** Begin Supplied records **
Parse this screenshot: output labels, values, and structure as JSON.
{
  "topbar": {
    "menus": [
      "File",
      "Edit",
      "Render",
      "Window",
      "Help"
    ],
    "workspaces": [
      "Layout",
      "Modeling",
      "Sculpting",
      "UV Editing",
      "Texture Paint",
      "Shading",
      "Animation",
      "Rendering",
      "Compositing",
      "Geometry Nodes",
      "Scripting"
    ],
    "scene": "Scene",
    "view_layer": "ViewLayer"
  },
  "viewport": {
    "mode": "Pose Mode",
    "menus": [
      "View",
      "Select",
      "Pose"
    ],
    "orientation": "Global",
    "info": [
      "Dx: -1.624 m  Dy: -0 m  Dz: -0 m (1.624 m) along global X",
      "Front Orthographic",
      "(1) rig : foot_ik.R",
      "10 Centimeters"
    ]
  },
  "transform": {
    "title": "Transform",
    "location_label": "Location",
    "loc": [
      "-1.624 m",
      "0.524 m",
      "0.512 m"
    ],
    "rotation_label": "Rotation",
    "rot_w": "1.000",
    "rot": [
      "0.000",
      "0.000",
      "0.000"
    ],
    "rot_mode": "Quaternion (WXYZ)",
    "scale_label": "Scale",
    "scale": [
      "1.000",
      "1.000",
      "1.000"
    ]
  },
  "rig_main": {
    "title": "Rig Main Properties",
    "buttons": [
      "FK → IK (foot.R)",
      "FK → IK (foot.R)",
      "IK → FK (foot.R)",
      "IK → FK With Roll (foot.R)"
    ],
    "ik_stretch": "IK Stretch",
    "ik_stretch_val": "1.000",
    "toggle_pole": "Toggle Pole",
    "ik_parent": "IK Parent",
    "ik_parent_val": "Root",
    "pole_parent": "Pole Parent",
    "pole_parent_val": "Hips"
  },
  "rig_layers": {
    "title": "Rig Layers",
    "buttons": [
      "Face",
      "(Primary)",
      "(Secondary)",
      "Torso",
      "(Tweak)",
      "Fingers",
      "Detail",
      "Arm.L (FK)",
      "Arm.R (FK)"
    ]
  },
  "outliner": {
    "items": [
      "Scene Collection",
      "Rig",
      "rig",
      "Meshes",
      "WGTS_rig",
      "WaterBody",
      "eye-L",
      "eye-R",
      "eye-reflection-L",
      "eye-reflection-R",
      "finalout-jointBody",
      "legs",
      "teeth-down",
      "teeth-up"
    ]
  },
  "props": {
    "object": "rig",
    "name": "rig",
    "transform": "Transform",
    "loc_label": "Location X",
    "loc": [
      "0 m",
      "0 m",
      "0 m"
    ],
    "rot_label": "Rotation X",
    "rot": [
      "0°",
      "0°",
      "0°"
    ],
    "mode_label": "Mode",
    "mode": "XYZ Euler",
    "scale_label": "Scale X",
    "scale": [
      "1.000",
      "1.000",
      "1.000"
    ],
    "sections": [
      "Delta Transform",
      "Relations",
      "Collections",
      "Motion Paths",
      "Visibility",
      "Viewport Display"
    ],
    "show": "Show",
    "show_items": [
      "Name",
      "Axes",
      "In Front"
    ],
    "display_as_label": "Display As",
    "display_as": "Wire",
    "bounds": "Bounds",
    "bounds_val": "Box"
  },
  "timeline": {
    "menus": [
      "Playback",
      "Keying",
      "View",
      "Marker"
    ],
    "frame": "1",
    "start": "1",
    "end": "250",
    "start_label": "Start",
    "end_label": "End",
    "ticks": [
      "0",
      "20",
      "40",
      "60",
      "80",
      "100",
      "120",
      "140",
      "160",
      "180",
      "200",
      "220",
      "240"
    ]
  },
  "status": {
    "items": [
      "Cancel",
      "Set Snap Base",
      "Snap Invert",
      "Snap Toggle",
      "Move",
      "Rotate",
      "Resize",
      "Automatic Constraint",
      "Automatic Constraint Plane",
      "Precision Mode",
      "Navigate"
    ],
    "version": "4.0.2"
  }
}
** End Supplied records **
§ Set task: Find the lines containing "Rotation" and pull them out.

§ Exercise answer:
    "rotation_label": "Rotation",
    "rot_label": "Rotation X",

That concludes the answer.